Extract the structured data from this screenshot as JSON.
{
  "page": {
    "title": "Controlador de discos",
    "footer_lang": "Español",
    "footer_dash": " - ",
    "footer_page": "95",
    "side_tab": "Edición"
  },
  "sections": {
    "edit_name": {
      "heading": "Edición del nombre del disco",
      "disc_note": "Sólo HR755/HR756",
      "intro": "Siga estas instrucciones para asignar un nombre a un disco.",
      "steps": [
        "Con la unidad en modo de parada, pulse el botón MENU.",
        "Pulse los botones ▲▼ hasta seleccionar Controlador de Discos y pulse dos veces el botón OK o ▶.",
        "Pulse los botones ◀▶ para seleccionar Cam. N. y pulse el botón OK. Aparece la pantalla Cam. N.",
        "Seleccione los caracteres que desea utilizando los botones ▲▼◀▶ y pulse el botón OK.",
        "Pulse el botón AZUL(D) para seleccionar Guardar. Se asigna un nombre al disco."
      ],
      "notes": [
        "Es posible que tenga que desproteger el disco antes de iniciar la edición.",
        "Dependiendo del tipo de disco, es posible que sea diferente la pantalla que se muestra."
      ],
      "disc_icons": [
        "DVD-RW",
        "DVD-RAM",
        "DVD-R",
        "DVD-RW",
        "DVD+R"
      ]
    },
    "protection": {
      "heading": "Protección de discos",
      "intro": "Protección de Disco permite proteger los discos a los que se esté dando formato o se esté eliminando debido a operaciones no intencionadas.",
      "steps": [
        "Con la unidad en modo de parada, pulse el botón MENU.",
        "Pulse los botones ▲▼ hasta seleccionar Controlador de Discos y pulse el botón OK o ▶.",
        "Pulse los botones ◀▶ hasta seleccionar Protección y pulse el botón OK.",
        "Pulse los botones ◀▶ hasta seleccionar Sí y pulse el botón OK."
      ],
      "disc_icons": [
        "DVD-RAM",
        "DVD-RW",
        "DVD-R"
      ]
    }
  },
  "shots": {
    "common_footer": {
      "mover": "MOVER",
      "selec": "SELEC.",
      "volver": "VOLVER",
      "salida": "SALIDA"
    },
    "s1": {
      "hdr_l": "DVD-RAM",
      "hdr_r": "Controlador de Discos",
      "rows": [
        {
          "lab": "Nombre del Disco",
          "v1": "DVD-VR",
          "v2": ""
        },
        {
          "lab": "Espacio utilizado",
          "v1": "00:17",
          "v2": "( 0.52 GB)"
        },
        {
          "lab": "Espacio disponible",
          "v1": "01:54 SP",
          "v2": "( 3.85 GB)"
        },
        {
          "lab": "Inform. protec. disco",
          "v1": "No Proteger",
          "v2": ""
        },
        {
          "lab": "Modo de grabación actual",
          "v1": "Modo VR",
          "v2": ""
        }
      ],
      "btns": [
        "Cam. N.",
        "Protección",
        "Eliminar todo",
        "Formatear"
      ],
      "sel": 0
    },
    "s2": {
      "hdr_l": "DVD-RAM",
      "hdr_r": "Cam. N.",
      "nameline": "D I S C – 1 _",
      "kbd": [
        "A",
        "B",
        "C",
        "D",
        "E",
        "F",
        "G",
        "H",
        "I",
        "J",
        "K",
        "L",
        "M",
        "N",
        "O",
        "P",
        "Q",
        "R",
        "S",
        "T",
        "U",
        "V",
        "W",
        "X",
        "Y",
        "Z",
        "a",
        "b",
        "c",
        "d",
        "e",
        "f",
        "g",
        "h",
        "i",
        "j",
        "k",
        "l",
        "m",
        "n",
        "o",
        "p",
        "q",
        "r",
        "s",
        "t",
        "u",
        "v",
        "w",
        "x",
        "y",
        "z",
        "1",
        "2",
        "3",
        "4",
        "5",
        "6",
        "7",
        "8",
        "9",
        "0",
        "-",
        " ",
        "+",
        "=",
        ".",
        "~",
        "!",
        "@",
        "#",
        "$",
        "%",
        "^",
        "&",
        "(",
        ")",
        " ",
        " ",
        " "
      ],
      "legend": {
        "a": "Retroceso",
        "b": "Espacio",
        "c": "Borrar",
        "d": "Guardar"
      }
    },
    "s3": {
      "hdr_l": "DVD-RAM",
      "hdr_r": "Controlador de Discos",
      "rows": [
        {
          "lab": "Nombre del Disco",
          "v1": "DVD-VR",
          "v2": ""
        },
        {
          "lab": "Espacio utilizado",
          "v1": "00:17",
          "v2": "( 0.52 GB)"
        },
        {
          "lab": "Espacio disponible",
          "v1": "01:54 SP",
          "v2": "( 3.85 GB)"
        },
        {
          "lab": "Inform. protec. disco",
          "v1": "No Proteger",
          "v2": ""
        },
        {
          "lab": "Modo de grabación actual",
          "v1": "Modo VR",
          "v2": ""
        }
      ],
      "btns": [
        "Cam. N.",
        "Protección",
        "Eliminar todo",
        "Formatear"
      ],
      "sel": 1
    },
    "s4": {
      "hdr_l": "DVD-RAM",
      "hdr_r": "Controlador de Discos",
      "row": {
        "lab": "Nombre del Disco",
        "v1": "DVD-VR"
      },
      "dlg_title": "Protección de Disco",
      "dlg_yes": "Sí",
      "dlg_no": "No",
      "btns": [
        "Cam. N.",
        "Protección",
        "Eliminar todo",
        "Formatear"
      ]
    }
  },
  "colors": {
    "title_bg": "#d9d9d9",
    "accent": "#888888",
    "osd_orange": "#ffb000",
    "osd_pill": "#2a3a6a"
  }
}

Task goal: Go through the entries and repeat each one exactly.

Answer for this exercise:
Extract the structured data from this screenshot as JSON.
{
  "page": {
    "title": "Controlador de discos",
    "footer_lang": "Español",
    "footer_dash": " - ",
    "footer_page": "95",
    "side_tab": "Edición"
  },
  "sections": {
    "edit_name": {
      "heading": "Edición del nombre del disco",
      "disc_note": "Sólo HR755/HR756",
      "intro": "Siga estas instrucciones para asignar un nombre a un disco.",
      "steps": [
        "Con la unidad en modo de parada, pulse el botón MENU.",
        "Pulse los botones ▲▼ hasta seleccionar Controlador de Discos y pulse dos veces el botón OK o ▶.",
        "Pulse los botones ◀▶ para seleccionar Cam. N. y pulse el botón OK. Aparece la pantalla Cam. N.",
        "Seleccione los caracteres que desea utilizando los botones ▲▼◀▶ y pulse el botón OK.",
        "Pulse el botón AZUL(D) para seleccionar Guardar. Se asigna un nombre al disco."
      ],
      "notes": [
        "Es posible que tenga que desproteger el disco antes de iniciar la edición.",
        "Dependiendo del tipo de disco, es posible que sea diferente la pantalla que se muestra."
      ],
      "disc_icons": [
        "DVD-RW",
        "DVD-RAM",
        "DVD-R",
        "DVD-RW",
        "DVD+R"
      ]
    },
    "protection": {
      "heading": "Protección de discos",
      "intro": "Protección de Disco permite proteger los discos a los que se esté dando formato o se esté eliminando debido a operaciones no intencionadas.",
      "steps": [
        "Con la unidad en modo de parada, pulse el botón MENU.",
        "Pulse los botones ▲▼ hasta seleccionar Controlador de Discos y pulse el botón OK o ▶.",
        "Pulse los botones ◀▶ hasta seleccionar Protección y pulse el botón OK.",
        "Pulse los botones ◀▶ hasta seleccionar Sí y pulse el botón OK."
      ],
      "disc_icons": [
        "DVD-RAM",
        "DVD-RW",
        "DVD-R"
      ]
    }
  },
  "shots": {
    "common_footer": {
      "mover": "MOVER",
      "selec": "SELEC.",
      "volver": "VOLVER",
      "salida": "SALIDA"
    },
    "s1": {
      "hdr_l": "DVD-RAM",
      "hdr_r": "Controlador de Discos",
      "rows": [
        {
          "lab": "Nombre del Disco",
          "v1": "DVD-VR",
          "v2": ""
        },
        {
          "lab": "Espacio utilizado",
          "v1": "00:17",
          "v2": "( 0.52 GB)"
        },
        {
          "lab": "Espacio disponible",
          "v1": "01:54 SP",
          "v2": "( 3.85 GB)"
        },
        {
          "lab": "Inform. protec. disco",
          "v1": "No Proteger",
          "v2": ""
        },
        {
          "lab": "Modo de grabación actual",
          "v1": "Modo VR",
          "v2": ""
        }
      ],
      "btns": [
        "Cam. N.",
        "Protección",
        "Eliminar todo",
        "Formatear"
      ],
      "sel": 0
    },
    "s2": {
      "hdr_l": "DVD-RAM",
      "hdr_r": "Cam. N.",
      "nameline": "D I S C – 1 _",
      "kbd": [
        "A",
        "B",
        "C",
        "D",
        "E",
        "F",
        "G",
        "H",
        "I",
        "J",
        "K",
        "L",
        "M",
        "N",
        "O",
        "P",
        "Q",
        "R",
        "S",
        "T",
        "U",
        "V",
        "W",
        "X",
        "Y",
        "Z",
        "a",
        "b",
        "c",
        "d",
        "e",
        "f",
        "g",
        "h",
        "i",
        "j",
        "k",
        "l",
        "m",
        "n",
        "o",
        "p",
        "q",
        "r",
        "s",
        "t",
        "u",
        "v",
        "w",
        "x",
        "y",
        "z",
        "1",
        "2",
        "3",
        "4",
        "5",
        "6",
        "7",
        "8",
        "9",
        "0",
        "-",
        " ",
        "+",
        "=",
        ".",
        "~",
        "!",
        "@",
        "#",
        "$",
        "%",
        "^",
        "&",
        "(",
        ")",
        " ",
        " ",
        " "
      ],
      "legend": {
        "a": "Retroceso",
        "b": "Espacio",
        "c": "Borrar",
        "d": "Guardar"
      }
    },
    "s3": {
      "hdr_l": "DVD-RAM",
      "hdr_r": "Controlador de Discos",
      "rows": [
        {
          "lab": "Nombre del Disco",
          "v1": "DVD-VR",
          "v2": ""
        },
        {
          "lab": "Espacio utilizado",
          "v1": "00:17",
          "v2": "( 0.52 GB)"
        },
        {
          "lab": "Espacio disponible",
          "v1": "01:54 SP",
          "v2": "( 3.85 GB)"
        },
        {
          "lab": "Inform. protec. disco",
          "v1": "No Proteger",
          "v2": ""
        },
        {
          "lab": "Modo de grabación actual",
          "v1": "Modo VR",
          "v2": ""
        }
      ],
      "btns": [
        "Cam. N.",
        "Protección",
        "Eliminar todo",
        "Formatear"
      ],
      "sel": 1
    },
    "s4": {
      "hdr_l": "DVD-RAM",
      "hdr_r": "Controlador de Discos",
      "row": {
        "lab": "Nombre del Disco",
        "v1": "DVD-VR"
      },
      "dlg_title": "Protección de Disco",
      "dlg_yes": "Sí",
      "dlg_no": "No",
      "btns": [
        "Cam. N.",
        "Protección",
        "Eliminar todo",
        "Formatear"
      ]
    }
  },
  "colors": {
    "title_bg": "#d9d9d9",
    "accent": "#888888",
    "osd_orange": "#ffb000",
    "osd_pill": "#2a3a6a"
  }
}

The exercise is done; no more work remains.